## Start Supplied material

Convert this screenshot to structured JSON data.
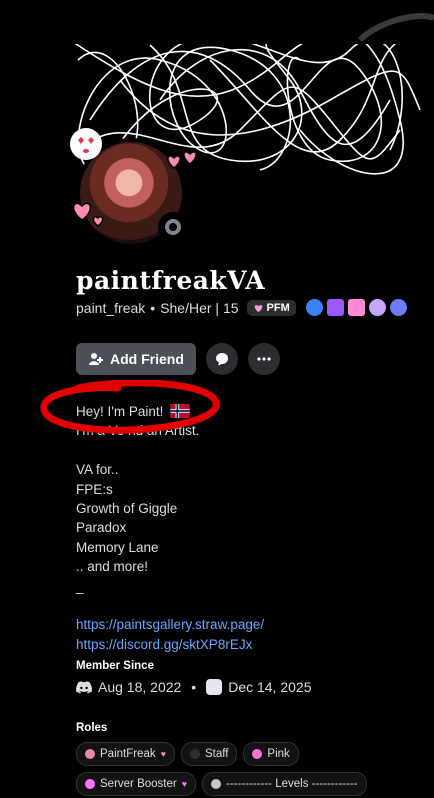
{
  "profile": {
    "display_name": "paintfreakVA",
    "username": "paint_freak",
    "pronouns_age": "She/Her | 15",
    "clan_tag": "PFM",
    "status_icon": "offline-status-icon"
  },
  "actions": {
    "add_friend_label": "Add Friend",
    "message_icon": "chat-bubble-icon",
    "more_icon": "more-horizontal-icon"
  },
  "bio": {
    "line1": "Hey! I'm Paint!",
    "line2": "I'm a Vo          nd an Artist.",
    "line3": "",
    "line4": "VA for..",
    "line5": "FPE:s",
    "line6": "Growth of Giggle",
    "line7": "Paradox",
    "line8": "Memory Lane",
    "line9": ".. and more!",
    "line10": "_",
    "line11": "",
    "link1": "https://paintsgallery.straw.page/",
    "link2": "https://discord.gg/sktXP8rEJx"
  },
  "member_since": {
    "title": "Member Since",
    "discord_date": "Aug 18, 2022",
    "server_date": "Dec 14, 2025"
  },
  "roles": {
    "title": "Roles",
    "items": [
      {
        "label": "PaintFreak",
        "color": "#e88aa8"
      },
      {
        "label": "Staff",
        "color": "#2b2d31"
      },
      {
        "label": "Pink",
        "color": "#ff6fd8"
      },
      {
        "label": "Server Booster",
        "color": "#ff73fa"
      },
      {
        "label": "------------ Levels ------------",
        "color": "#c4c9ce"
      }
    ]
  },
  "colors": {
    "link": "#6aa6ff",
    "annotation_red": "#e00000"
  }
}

## End Supplied material

# Given request:
Your task is to repeat the material above exactly, without its pictures.

# Solution to this exercise:
Convert this screenshot to structured JSON data.
{
  "profile": {
    "display_name": "paintfreakVA",
    "username": "paint_freak",
    "pronouns_age": "She/Her | 15",
    "clan_tag": "PFM",
    "status_icon": "offline-status-icon"
  },
  "actions": {
    "add_friend_label": "Add Friend",
    "message_icon": "chat-bubble-icon",
    "more_icon": "more-horizontal-icon"
  },
  "bio": {
    "line1": "Hey! I'm Paint!",
    "line2": "I'm a Vo          nd an Artist.",
    "line3": "",
    "line4": "VA for..",
    "line5": "FPE:s",
    "line6": "Growth of Giggle",
    "line7": "Paradox",
    "line8": "Memory Lane",
    "line9": ".. and more!",
    "line10": "_",
    "line11": "",
    "link1": "https://paintsgallery.straw.page/",
    "link2": "https://discord.gg/sktXP8rEJx"
  },
  "member_since": {
    "title": "Member Since",
    "discord_date": "Aug 18, 2022",
    "server_date": "Dec 14, 2025"
  },
  "roles": {
    "title": "Roles",
    "items": [
      {
        "label": "PaintFreak",
        "color": "#e88aa8"
      },
      {
        "label": "Staff",
        "color": "#2b2d31"
      },
      {
        "label": "Pink",
        "color": "#ff6fd8"
      },
      {
        "label": "Server Booster",
        "color": "#ff73fa"
      },
      {
        "label": "------------ Levels ------------",
        "color": "#c4c9ce"
      }
    ]
  },
  "colors": {
    "link": "#6aa6ff",
    "annotation_red": "#e00000"
  }
}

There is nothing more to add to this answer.